> Records to use:
<<<<

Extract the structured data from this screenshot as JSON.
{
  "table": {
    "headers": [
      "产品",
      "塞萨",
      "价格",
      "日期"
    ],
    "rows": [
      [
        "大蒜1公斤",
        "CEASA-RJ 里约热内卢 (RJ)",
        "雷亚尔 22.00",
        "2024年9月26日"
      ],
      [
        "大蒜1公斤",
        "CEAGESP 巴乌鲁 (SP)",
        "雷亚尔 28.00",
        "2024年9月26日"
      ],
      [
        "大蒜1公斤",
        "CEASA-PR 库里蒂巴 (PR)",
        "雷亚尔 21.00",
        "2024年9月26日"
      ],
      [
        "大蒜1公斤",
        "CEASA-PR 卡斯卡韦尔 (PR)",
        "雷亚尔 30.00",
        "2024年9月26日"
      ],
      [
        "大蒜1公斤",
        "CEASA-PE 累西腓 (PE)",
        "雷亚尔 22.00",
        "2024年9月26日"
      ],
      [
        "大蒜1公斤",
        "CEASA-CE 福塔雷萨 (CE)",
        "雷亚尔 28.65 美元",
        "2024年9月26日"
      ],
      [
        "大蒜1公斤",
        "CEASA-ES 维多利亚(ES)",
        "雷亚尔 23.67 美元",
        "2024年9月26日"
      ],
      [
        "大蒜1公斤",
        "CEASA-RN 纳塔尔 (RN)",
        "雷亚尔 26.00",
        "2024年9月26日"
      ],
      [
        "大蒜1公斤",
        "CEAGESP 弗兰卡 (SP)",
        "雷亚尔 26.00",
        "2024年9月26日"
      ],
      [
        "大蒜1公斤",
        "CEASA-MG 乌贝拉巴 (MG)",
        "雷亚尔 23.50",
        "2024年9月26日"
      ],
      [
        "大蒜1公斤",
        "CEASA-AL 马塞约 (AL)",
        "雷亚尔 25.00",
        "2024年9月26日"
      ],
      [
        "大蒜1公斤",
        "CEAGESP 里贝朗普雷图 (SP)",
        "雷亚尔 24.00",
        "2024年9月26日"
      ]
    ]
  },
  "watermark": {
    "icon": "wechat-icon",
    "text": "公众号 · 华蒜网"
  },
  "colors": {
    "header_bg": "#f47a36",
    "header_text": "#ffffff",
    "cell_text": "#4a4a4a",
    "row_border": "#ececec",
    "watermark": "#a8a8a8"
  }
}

>>>>
<<<<

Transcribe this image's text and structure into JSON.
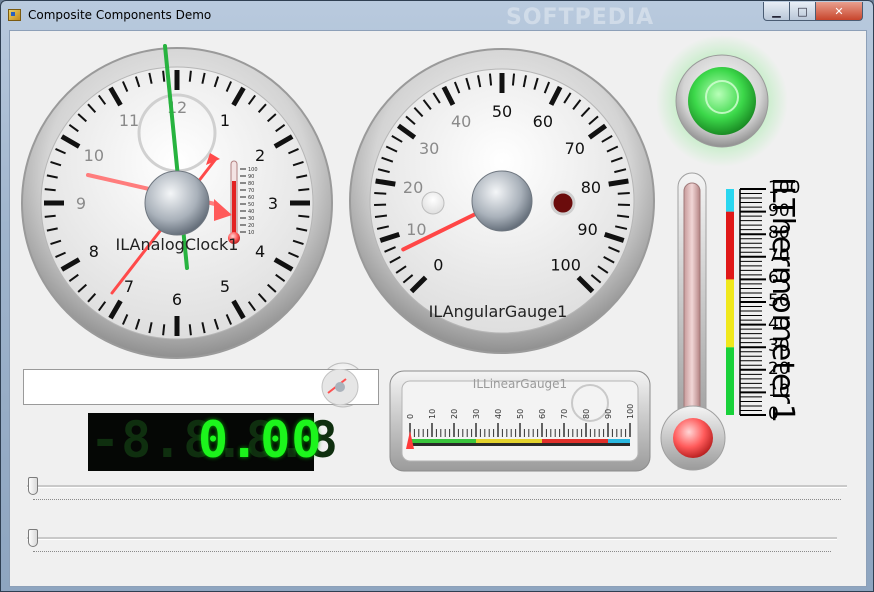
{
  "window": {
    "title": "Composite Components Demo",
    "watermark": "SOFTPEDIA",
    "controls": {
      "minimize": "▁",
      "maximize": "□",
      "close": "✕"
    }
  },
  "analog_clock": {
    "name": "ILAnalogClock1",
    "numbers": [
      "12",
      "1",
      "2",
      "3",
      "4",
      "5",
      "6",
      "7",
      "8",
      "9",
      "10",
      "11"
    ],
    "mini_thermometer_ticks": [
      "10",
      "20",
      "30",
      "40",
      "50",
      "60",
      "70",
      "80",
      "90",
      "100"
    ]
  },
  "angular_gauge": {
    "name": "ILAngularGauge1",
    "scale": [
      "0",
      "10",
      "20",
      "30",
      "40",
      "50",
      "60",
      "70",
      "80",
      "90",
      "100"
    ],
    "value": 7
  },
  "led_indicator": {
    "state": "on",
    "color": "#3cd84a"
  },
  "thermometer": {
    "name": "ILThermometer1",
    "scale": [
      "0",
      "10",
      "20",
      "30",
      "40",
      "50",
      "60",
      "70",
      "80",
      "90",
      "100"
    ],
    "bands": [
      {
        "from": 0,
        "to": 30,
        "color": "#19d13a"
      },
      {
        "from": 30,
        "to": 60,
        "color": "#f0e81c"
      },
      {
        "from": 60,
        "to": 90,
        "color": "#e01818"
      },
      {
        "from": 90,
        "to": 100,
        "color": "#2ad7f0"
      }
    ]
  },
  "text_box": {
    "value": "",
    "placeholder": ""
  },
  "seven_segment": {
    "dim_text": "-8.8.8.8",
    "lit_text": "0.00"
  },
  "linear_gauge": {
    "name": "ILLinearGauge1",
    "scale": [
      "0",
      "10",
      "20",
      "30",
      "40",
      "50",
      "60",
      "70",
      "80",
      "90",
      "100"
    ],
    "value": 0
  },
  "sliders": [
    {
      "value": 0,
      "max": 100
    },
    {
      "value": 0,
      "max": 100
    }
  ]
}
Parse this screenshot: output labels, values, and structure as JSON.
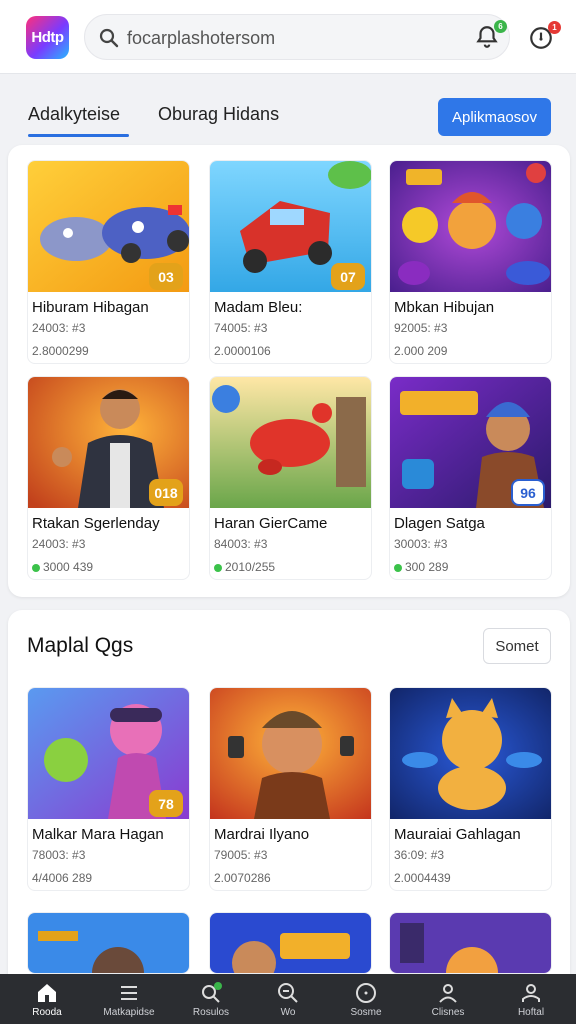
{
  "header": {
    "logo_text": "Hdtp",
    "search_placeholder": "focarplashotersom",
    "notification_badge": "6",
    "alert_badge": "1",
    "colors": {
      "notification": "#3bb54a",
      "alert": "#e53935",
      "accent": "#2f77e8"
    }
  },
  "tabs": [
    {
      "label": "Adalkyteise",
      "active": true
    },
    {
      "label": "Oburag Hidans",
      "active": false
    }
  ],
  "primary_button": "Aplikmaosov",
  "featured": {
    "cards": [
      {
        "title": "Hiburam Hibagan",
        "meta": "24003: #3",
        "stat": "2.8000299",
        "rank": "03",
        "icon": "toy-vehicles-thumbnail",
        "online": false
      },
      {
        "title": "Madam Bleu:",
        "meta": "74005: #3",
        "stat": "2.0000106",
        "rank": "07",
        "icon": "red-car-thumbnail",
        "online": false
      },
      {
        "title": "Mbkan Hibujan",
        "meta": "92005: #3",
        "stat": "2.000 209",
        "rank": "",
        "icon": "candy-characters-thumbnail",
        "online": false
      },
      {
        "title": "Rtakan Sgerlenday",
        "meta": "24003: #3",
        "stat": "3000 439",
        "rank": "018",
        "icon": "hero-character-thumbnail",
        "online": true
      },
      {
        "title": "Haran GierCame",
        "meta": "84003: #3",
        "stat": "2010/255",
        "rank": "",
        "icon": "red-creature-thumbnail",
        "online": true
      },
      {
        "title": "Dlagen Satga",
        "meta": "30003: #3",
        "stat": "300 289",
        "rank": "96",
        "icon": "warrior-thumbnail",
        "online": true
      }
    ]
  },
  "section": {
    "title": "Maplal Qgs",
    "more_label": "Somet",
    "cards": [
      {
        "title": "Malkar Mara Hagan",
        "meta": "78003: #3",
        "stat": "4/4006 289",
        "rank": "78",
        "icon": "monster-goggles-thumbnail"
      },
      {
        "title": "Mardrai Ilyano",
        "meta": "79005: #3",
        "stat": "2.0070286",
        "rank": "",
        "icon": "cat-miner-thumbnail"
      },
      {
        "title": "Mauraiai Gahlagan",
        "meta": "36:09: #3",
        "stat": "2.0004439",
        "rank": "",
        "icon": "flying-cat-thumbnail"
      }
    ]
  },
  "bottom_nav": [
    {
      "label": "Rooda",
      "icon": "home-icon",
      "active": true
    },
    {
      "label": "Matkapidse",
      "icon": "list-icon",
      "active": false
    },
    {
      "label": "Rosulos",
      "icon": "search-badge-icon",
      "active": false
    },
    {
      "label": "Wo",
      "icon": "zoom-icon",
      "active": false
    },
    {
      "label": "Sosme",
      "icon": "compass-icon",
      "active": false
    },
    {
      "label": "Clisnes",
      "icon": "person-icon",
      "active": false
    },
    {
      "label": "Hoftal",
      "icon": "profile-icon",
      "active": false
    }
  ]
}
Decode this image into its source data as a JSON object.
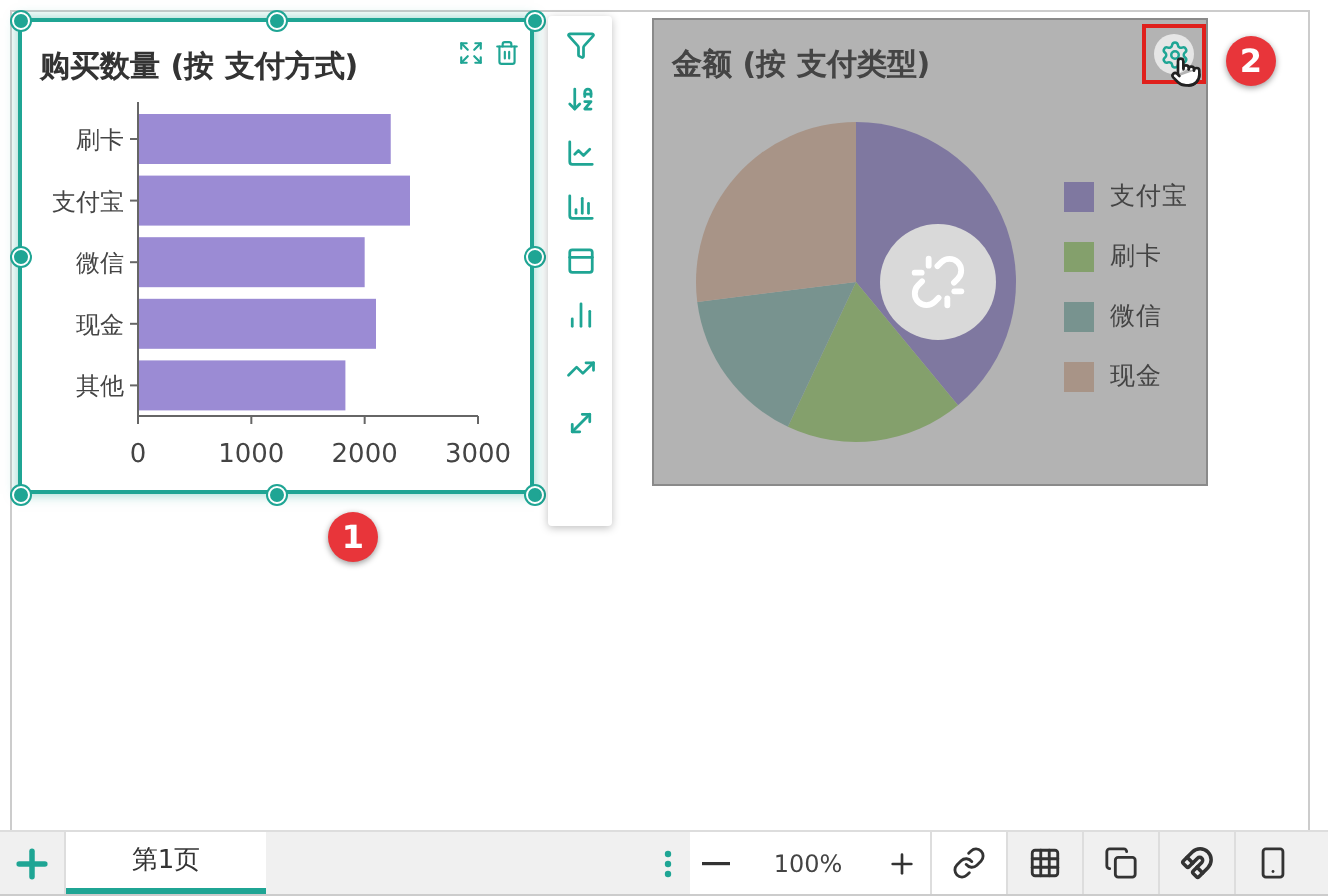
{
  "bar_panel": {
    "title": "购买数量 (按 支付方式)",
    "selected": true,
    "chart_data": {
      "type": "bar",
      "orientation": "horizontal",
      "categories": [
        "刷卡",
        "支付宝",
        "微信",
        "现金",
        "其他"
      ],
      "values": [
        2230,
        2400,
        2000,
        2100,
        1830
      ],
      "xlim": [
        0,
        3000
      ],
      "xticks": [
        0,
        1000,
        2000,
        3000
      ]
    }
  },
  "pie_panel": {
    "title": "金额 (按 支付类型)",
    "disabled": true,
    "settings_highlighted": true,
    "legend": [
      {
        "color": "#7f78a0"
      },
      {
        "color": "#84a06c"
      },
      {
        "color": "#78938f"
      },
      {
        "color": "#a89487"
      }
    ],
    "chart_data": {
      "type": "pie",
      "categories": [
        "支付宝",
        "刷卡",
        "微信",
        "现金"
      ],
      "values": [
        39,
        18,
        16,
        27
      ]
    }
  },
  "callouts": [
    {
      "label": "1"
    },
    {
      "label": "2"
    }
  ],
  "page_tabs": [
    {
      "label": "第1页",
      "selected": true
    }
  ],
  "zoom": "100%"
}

>>>>
<<<<

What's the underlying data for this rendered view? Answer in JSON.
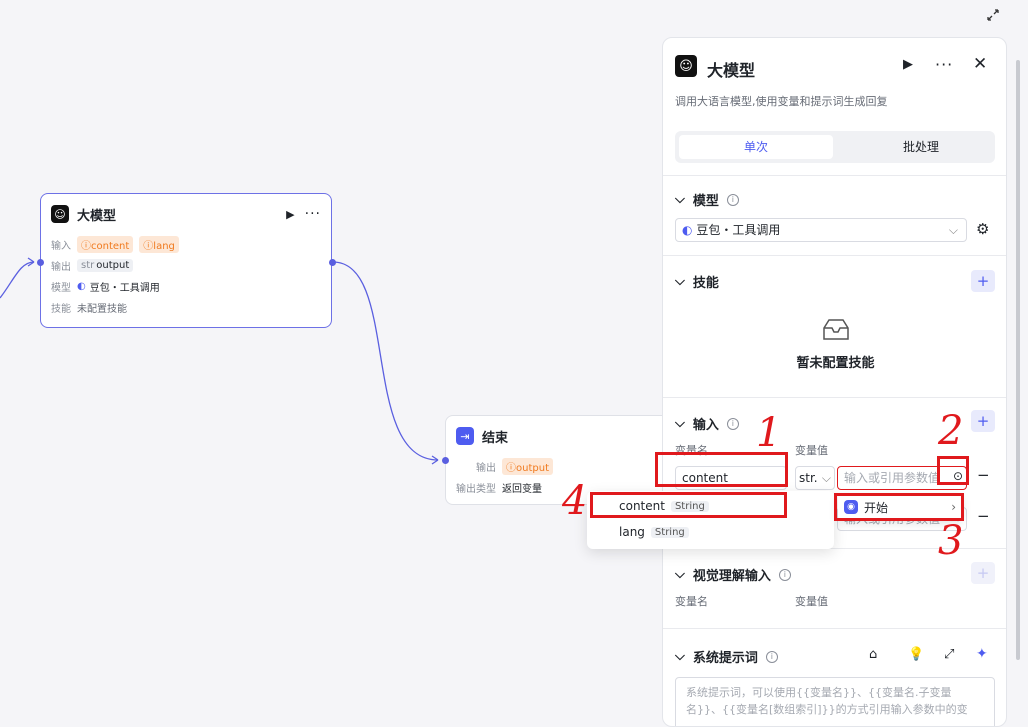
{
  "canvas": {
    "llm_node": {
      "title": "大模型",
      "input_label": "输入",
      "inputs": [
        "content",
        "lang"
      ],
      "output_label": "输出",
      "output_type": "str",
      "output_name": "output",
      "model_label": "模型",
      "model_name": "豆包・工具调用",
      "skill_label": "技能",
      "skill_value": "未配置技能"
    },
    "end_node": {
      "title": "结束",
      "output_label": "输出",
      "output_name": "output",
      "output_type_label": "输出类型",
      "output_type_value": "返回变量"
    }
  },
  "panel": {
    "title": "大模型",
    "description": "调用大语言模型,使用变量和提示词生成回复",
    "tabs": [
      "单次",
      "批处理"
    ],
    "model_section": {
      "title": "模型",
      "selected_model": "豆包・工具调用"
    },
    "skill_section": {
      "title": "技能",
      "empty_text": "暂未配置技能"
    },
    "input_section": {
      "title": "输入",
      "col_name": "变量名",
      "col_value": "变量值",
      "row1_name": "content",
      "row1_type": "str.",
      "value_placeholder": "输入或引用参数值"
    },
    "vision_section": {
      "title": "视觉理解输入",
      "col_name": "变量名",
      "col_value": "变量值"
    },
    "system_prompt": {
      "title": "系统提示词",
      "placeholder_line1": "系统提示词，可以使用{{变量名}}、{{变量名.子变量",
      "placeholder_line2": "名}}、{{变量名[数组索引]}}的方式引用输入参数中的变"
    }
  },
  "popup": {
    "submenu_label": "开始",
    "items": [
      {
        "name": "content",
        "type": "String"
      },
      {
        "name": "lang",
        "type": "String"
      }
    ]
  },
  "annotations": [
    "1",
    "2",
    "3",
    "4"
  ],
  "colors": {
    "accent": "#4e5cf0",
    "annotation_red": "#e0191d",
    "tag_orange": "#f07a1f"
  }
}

>>>>

Only the number is wanted: how many lines above include the word "this"?

5